**INSTRUCTION**
Select every line containing the word "image" from the material, and copy those lines.

(Entries from a dataset)
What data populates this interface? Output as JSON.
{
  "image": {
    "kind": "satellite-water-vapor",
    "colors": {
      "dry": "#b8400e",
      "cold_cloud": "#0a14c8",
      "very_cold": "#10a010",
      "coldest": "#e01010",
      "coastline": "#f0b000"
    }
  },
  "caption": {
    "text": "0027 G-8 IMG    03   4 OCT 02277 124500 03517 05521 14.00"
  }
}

---

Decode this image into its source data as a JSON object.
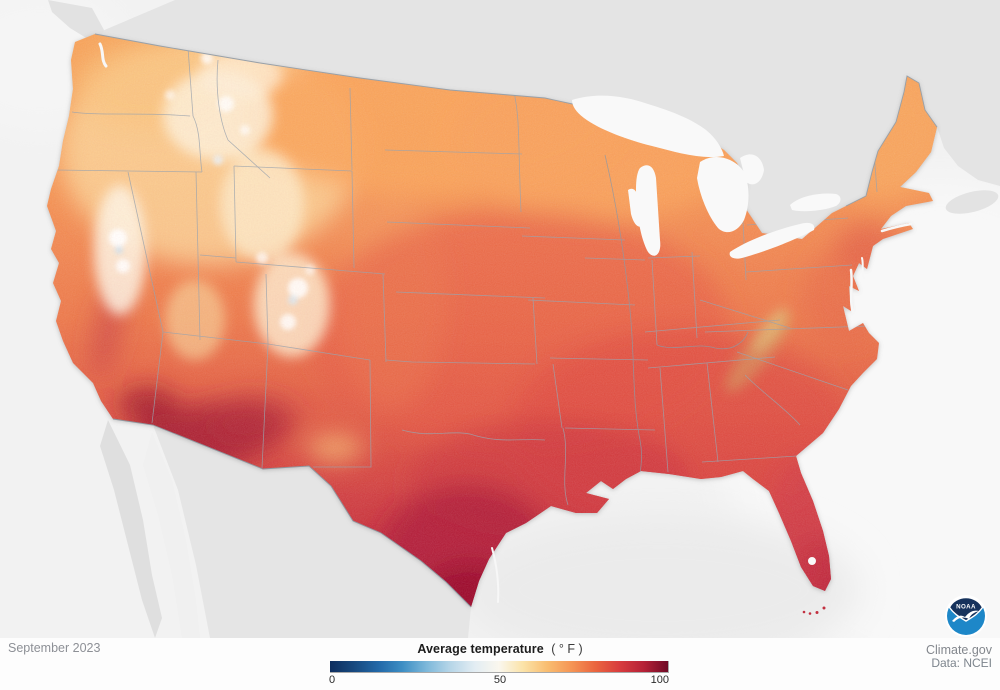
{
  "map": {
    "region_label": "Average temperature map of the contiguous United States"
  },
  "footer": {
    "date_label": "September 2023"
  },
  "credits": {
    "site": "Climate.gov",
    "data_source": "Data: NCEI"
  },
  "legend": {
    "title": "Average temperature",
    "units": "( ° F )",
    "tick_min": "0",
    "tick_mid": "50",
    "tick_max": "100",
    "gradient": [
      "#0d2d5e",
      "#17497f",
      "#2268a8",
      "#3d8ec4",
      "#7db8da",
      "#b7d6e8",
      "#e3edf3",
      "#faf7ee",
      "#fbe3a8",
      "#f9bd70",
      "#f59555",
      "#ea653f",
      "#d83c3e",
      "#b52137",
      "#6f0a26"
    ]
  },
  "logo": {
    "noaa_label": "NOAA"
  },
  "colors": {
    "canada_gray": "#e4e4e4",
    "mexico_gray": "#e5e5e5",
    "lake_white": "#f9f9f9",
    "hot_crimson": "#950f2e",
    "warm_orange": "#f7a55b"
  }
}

**EXERCISE SOLUTION**
  "image": {
Decode this image into its source data as a JSON object.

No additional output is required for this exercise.